— begin Information supplied —

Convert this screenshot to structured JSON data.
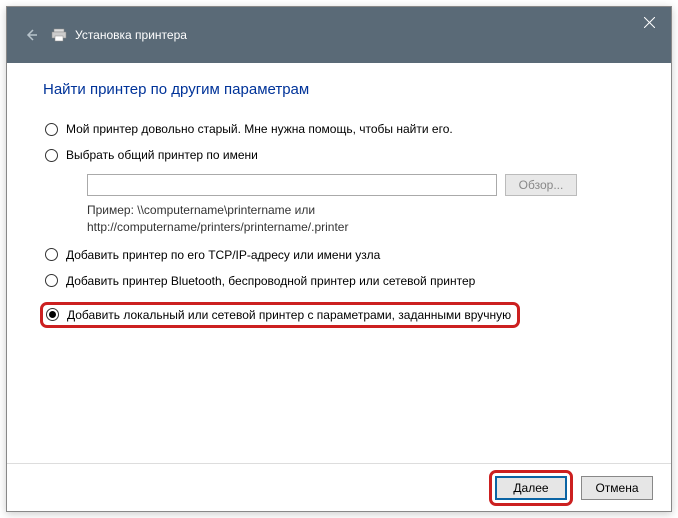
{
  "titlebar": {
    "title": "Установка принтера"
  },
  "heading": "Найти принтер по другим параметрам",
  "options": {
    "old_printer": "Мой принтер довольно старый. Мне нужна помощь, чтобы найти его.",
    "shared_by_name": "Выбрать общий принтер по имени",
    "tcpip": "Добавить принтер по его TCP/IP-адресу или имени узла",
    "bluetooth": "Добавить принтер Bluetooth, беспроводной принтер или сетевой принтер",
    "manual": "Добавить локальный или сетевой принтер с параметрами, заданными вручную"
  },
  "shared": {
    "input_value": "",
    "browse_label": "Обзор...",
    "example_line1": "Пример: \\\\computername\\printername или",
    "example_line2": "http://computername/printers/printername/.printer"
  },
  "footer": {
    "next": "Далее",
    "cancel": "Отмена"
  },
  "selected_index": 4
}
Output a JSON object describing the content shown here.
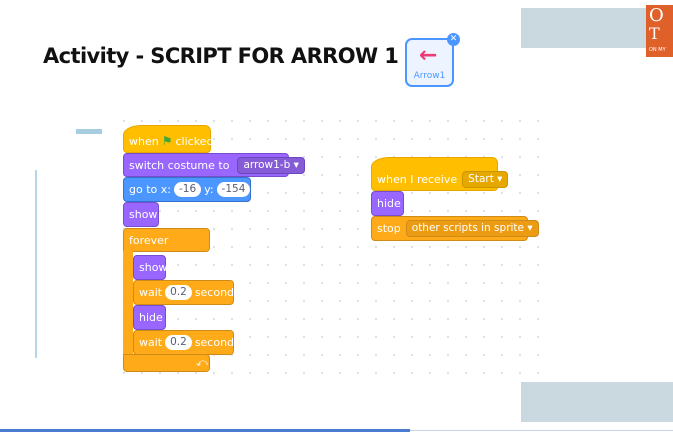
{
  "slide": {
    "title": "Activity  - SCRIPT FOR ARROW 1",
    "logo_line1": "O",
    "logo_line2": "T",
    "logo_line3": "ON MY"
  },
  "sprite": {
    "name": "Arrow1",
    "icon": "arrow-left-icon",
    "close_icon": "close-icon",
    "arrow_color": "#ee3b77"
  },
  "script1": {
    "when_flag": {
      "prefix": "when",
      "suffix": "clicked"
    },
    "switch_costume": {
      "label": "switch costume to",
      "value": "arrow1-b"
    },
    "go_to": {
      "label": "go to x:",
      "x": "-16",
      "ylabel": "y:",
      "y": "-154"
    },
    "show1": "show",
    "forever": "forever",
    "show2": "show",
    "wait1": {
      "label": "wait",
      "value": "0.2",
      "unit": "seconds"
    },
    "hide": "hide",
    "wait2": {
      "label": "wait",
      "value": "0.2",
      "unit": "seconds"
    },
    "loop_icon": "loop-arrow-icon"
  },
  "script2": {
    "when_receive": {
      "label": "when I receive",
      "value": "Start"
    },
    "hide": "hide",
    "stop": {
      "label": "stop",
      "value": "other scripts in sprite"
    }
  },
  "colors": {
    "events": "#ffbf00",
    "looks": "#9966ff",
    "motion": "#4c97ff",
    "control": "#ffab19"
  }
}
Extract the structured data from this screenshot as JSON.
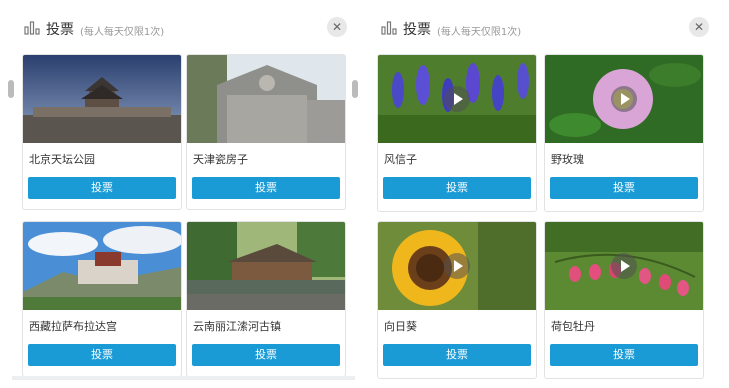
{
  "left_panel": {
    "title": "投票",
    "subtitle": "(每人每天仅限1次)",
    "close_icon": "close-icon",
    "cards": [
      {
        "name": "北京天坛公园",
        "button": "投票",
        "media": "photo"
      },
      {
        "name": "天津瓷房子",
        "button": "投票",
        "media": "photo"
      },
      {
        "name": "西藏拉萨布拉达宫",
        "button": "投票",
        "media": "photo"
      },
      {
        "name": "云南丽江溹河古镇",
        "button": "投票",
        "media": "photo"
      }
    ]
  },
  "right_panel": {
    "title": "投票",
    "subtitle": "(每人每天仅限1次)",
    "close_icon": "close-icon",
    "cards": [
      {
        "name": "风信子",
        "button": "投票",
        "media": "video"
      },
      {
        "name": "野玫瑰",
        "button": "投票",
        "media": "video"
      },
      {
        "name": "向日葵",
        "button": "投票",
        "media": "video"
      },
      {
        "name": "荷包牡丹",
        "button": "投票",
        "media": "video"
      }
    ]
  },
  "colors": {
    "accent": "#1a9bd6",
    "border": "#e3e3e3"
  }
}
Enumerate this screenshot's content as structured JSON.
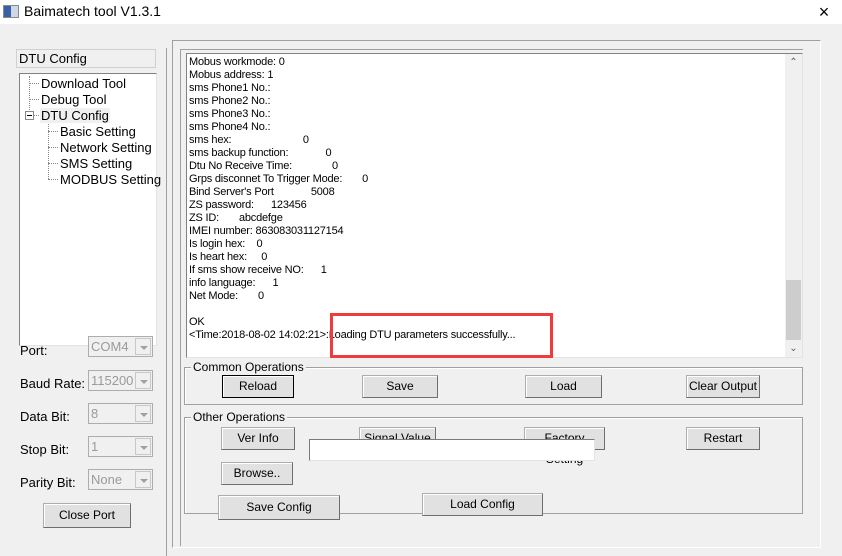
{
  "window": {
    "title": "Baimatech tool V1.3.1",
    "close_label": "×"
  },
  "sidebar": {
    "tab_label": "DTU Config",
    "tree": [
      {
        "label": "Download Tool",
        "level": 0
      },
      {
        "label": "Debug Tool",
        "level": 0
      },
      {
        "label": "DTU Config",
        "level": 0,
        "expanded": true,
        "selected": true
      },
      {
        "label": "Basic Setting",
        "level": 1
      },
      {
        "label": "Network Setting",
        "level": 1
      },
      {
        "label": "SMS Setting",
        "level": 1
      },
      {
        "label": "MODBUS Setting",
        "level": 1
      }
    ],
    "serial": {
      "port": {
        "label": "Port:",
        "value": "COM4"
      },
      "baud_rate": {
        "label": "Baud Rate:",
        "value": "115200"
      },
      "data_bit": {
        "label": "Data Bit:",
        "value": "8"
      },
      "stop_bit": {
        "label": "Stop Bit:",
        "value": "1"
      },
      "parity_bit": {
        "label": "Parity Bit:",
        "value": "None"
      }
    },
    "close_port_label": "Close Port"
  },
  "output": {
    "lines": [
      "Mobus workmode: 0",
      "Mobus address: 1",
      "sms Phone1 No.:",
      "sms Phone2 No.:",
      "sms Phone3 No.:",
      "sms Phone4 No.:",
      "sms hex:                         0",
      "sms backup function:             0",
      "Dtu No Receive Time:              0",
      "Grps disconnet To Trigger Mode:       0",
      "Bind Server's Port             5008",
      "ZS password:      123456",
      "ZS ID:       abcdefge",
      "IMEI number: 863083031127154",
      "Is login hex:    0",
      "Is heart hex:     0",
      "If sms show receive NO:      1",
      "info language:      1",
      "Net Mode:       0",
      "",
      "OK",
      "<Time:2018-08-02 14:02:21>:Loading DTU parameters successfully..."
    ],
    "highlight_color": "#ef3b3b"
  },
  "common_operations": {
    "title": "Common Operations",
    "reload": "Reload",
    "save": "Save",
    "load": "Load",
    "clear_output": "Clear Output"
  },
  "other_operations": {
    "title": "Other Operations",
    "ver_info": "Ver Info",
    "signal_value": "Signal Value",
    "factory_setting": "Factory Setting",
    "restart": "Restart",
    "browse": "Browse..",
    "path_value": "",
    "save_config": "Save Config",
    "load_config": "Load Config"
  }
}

— end Information supplied —

◆ Problem
The records above must be transcribed exactly. Pictures are left out of the copy.

◆ Answer below
Convert this screenshot to structured JSON data.
{
  "titlebar": {
    "title": "Установка принтера"
  },
  "heading": "Найти принтер по другим параметрам",
  "options": {
    "old_printer": "Мой принтер довольно старый. Мне нужна помощь, чтобы найти его.",
    "shared_by_name": "Выбрать общий принтер по имени",
    "tcpip": "Добавить принтер по его TCP/IP-адресу или имени узла",
    "bluetooth": "Добавить принтер Bluetooth, беспроводной принтер или сетевой принтер",
    "manual": "Добавить локальный или сетевой принтер с параметрами, заданными вручную"
  },
  "shared": {
    "input_value": "",
    "browse_label": "Обзор...",
    "example_line1": "Пример: \\\\computername\\printername или",
    "example_line2": "http://computername/printers/printername/.printer"
  },
  "footer": {
    "next": "Далее",
    "cancel": "Отмена"
  },
  "selected_index": 4
}
Output a JSON object describing the content shown here.
{
  "slide": {
    "title": "Activity  - SCRIPT FOR ARROW 1",
    "logo_line1": "O",
    "logo_line2": "T",
    "logo_line3": "ON MY"
  },
  "sprite": {
    "name": "Arrow1",
    "icon": "arrow-left-icon",
    "close_icon": "close-icon",
    "arrow_color": "#ee3b77"
  },
  "script1": {
    "when_flag": {
      "prefix": "when",
      "suffix": "clicked"
    },
    "switch_costume": {
      "label": "switch costume to",
      "value": "arrow1-b"
    },
    "go_to": {
      "label": "go to x:",
      "x": "-16",
      "ylabel": "y:",
      "y": "-154"
    },
    "show1": "show",
    "forever": "forever",
    "show2": "show",
    "wait1": {
      "label": "wait",
      "value": "0.2",
      "unit": "seconds"
    },
    "hide": "hide",
    "wait2": {
      "label": "wait",
      "value": "0.2",
      "unit": "seconds"
    },
    "loop_icon": "loop-arrow-icon"
  },
  "script2": {
    "when_receive": {
      "label": "when I receive",
      "value": "Start"
    },
    "hide": "hide",
    "stop": {
      "label": "stop",
      "value": "other scripts in sprite"
    }
  },
  "colors": {
    "events": "#ffbf00",
    "looks": "#9966ff",
    "motion": "#4c97ff",
    "control": "#ffab19"
  }
}
Extract the structured data from this screenshot as JSON.
{
  "left_panel": {
    "title": "投票",
    "subtitle": "(每人每天仅限1次)",
    "close_icon": "close-icon",
    "cards": [
      {
        "name": "北京天坛公园",
        "button": "投票",
        "media": "photo"
      },
      {
        "name": "天津瓷房子",
        "button": "投票",
        "media": "photo"
      },
      {
        "name": "西藏拉萨布拉达宫",
        "button": "投票",
        "media": "photo"
      },
      {
        "name": "云南丽江溹河古镇",
        "button": "投票",
        "media": "photo"
      }
    ]
  },
  "right_panel": {
    "title": "投票",
    "subtitle": "(每人每天仅限1次)",
    "close_icon": "close-icon",
    "cards": [
      {
        "name": "风信子",
        "button": "投票",
        "media": "video"
      },
      {
        "name": "野玫瑰",
        "button": "投票",
        "media": "video"
      },
      {
        "name": "向日葵",
        "button": "投票",
        "media": "video"
      },
      {
        "name": "荷包牡丹",
        "button": "投票",
        "media": "video"
      }
    ]
  },
  "colors": {
    "accent": "#1a9bd6",
    "border": "#e3e3e3"
  }
}
Enumerate this screenshot's content as structured JSON.
{
  "window": {
    "title": "Baimatech tool V1.3.1",
    "close_label": "×"
  },
  "sidebar": {
    "tab_label": "DTU Config",
    "tree": [
      {
        "label": "Download Tool",
        "level": 0
      },
      {
        "label": "Debug Tool",
        "level": 0
      },
      {
        "label": "DTU Config",
        "level": 0,
        "expanded": true,
        "selected": true
      },
      {
        "label": "Basic Setting",
        "level": 1
      },
      {
        "label": "Network Setting",
        "level": 1
      },
      {
        "label": "SMS Setting",
        "level": 1
      },
      {
        "label": "MODBUS Setting",
        "level": 1
      }
    ],
    "serial": {
      "port": {
        "label": "Port:",
        "value": "COM4"
      },
      "baud_rate": {
        "label": "Baud Rate:",
        "value": "115200"
      },
      "data_bit": {
        "label": "Data Bit:",
        "value": "8"
      },
      "stop_bit": {
        "label": "Stop Bit:",
        "value": "1"
      },
      "parity_bit": {
        "label": "Parity Bit:",
        "value": "None"
      }
    },
    "close_port_label": "Close Port"
  },
  "output": {
    "lines": [
      "Mobus workmode: 0",
      "Mobus address: 1",
      "sms Phone1 No.:",
      "sms Phone2 No.:",
      "sms Phone3 No.:",
      "sms Phone4 No.:",
      "sms hex:                         0",
      "sms backup function:             0",
      "Dtu No Receive Time:              0",
      "Grps disconnet To Trigger Mode:       0",
      "Bind Server's Port             5008",
      "ZS password:      123456",
      "ZS ID:       abcdefge",
      "IMEI number: 863083031127154",
      "Is login hex:    0",
      "Is heart hex:     0",
      "If sms show receive NO:      1",
      "info language:      1",
      "Net Mode:       0",
      "",
      "OK",
      "<Time:2018-08-02 14:02:21>:Loading DTU parameters successfully..."
    ],
    "highlight_color": "#ef3b3b"
  },
  "common_operations": {
    "title": "Common Operations",
    "reload": "Reload",
    "save": "Save",
    "load": "Load",
    "clear_output": "Clear Output"
  },
  "other_operations": {
    "title": "Other Operations",
    "ver_info": "Ver Info",
    "signal_value": "Signal Value",
    "factory_setting": "Factory Setting",
    "restart": "Restart",
    "browse": "Browse..",
    "path_value": "",
    "save_config": "Save Config",
    "load_config": "Load Config"
  }
}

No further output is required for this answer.